● **Data for processing**
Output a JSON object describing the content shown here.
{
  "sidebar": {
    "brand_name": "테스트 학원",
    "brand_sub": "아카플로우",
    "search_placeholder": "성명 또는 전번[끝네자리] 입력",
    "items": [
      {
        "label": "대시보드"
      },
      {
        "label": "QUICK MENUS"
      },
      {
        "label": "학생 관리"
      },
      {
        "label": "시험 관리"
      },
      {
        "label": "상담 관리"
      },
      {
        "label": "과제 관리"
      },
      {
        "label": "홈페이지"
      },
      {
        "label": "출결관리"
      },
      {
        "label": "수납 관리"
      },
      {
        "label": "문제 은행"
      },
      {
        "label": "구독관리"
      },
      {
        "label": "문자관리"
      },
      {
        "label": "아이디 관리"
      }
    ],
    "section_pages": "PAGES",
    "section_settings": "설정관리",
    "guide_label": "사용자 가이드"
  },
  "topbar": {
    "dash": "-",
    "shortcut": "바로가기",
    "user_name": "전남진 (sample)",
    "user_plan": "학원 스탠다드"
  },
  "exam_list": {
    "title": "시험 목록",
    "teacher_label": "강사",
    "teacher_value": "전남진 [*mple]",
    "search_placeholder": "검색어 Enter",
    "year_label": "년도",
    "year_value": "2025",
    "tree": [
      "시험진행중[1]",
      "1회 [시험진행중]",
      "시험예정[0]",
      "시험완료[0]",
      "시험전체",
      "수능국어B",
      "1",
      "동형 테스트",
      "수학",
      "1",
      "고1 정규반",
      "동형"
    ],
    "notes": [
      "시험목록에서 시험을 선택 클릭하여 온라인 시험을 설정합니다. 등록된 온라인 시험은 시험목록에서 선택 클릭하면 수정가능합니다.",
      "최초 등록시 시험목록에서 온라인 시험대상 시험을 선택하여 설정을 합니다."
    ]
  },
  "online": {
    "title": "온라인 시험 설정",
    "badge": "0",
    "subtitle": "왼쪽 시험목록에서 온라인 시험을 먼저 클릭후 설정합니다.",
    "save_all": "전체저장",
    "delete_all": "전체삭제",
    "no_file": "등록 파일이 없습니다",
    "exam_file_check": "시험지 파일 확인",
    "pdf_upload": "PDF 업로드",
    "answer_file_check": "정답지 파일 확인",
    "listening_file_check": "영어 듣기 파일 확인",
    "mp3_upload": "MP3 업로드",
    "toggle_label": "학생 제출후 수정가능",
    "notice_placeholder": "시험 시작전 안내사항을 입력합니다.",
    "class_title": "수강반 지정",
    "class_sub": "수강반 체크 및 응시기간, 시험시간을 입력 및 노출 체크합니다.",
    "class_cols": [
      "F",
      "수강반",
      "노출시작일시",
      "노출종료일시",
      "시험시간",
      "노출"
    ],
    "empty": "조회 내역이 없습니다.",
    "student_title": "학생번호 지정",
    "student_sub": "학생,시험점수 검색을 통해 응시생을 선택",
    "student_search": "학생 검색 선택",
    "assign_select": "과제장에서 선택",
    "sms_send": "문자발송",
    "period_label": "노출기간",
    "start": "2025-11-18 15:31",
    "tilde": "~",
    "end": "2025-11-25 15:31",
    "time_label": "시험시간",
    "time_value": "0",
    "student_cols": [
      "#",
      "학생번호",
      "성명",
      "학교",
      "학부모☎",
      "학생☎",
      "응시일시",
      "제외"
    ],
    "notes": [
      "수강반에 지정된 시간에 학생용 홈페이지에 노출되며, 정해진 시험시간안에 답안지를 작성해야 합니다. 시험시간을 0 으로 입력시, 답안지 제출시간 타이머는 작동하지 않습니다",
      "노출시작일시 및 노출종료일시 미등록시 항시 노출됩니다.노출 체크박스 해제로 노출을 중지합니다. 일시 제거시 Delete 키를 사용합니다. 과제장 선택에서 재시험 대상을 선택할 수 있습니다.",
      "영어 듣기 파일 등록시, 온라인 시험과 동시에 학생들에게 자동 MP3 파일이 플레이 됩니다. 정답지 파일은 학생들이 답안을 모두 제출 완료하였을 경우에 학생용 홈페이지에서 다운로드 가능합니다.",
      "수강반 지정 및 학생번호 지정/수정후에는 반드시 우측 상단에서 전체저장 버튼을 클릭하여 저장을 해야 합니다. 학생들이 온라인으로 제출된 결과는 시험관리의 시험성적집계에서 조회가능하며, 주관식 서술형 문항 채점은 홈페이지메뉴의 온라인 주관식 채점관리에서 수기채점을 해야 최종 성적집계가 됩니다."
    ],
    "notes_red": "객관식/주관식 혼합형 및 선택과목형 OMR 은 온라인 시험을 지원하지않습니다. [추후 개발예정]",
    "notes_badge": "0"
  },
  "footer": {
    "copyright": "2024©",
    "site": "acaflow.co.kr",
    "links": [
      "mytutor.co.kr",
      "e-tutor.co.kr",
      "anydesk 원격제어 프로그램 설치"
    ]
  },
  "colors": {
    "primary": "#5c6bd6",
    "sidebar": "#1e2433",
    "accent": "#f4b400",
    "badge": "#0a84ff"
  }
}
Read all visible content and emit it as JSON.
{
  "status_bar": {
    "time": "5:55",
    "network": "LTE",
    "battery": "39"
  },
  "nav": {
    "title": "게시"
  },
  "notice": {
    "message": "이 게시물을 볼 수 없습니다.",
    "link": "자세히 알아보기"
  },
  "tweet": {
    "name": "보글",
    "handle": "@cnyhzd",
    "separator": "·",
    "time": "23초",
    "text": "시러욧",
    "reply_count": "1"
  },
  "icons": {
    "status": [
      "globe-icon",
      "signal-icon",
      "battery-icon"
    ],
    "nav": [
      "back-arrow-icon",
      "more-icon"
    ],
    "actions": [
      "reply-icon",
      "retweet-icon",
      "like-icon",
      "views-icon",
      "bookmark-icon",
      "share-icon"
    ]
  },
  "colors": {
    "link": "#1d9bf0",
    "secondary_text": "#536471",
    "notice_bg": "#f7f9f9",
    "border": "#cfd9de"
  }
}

● **Description of the task**
Gather each line in the data that holds the string "content".

● **Task output**
Output a JSON object describing the content shown here.
Read all visible content and emit it as JSON.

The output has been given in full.